- [Document extract]:
+ + + + + + +
By Matthew Pearson, Associate (with thanks to Mike Roderick and Simon Jackson, Partners), Clyde & Co., IUMI Professional Partner, www.clydeco.comm

There is much in the press about the economic impact of the Coronavirus (CoVid19) outbreak on tourism and supply chain/trade disruption with China. The insurance industry is already affected for example by cruise line passengers, crew P&I and event cancellation claims; similarly marine business generally, for example, by the invocation of force majeure/delay clauses in relation to charterparties and newbuilding/scrubber refit contracts with Chinese yards.

The physical damage requirement

Less obvious is the potential impact on marine insurance. Marine policies are typically triggered by physical damage. One can foresee physical damage issues arising for example, from perishable cargoes being physically impacted by delay or cargoes more generally subject to an extension of the insured transit. However, the impact is more likely to be felt in terms of delay or disruption where no damage is suffered - with cargoes or vessels not being shipped, sailing empty, being delayed or refused entry at discharge port.
+ + + + + + +
- [Dataset records]:
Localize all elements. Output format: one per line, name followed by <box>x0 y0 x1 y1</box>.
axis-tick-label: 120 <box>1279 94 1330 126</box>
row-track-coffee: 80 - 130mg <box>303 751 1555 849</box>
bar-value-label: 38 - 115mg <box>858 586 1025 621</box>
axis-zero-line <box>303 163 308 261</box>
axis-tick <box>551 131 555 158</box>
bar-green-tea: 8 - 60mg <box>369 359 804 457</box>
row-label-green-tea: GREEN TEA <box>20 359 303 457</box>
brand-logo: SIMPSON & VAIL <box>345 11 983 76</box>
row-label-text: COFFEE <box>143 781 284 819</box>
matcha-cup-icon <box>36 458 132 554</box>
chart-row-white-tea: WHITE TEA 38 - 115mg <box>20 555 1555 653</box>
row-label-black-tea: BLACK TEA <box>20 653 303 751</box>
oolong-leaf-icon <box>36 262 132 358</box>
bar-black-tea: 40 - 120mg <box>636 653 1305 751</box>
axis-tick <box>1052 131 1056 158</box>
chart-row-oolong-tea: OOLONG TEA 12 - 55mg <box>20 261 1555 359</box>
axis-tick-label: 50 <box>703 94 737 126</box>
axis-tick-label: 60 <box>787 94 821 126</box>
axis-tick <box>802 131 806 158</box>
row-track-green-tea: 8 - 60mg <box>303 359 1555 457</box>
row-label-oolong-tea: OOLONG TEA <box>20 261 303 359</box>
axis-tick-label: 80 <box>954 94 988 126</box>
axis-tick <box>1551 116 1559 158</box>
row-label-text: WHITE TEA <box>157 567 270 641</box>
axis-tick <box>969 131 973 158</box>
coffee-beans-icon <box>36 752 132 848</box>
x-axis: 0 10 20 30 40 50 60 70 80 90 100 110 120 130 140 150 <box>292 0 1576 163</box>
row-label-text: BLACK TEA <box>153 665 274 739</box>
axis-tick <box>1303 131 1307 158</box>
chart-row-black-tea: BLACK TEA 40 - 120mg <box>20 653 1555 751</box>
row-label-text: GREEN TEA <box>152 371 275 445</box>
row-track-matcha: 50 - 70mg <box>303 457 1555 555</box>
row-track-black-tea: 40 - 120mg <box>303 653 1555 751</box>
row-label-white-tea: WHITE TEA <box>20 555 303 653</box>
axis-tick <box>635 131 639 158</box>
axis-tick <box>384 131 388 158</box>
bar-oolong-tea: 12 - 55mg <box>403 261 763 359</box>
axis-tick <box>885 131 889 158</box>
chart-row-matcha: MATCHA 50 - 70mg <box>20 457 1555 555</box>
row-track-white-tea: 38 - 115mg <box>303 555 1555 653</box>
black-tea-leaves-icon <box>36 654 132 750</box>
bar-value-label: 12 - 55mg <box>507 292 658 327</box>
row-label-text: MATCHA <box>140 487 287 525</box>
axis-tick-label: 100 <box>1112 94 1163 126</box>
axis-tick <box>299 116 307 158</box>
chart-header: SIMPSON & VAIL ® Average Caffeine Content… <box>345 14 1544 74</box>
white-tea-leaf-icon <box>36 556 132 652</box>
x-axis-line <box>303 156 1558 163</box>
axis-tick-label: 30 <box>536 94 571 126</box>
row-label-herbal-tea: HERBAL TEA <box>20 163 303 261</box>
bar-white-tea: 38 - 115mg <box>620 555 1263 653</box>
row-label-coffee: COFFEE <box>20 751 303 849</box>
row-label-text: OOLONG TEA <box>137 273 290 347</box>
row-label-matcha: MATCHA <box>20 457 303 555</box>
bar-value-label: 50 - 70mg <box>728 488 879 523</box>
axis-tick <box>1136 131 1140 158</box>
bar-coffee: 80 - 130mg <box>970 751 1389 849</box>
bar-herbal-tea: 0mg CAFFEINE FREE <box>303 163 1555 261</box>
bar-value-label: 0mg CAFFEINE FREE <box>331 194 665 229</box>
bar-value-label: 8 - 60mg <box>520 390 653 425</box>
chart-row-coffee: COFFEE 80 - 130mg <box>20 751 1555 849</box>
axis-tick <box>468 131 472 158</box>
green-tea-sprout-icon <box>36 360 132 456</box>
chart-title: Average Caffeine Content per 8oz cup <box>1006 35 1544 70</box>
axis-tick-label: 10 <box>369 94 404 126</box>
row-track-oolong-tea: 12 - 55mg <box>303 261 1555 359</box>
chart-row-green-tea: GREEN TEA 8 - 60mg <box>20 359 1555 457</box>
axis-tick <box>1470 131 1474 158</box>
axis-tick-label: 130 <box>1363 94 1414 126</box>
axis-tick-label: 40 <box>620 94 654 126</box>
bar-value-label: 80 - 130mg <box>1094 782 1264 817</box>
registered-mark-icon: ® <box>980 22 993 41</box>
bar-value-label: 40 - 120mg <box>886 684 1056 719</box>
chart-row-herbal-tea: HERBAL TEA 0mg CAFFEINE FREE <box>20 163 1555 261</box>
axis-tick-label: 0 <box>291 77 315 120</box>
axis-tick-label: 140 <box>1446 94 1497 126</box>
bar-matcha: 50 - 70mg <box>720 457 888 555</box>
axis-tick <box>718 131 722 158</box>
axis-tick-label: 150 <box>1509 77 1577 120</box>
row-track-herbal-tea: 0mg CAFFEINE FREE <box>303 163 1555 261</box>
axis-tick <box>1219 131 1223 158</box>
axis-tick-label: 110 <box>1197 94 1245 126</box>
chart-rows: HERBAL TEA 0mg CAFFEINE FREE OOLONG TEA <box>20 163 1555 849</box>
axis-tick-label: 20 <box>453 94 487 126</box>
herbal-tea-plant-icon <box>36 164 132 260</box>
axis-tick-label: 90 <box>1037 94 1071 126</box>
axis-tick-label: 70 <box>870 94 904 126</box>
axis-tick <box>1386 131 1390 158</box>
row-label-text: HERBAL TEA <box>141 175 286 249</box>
+ + + + + + +
- [Problem statement]: Duplicate the passage of the article on coronavirus and marine insurance from "There is much" up to and including "with Chinese yards.".

- [Response box]:
There is much in the press about the economic impact of the Coronavirus (CoVid19) outbreak on tourism and supply chain/trade disruption with China. The insurance industry is already affected for example by cruise line passengers, crew P&I and event cancellation claims; similarly marine business generally, for example, by the invocation of force majeure/delay clauses in relation to charterparties and newbuilding/scrubber refit contracts with Chinese yards.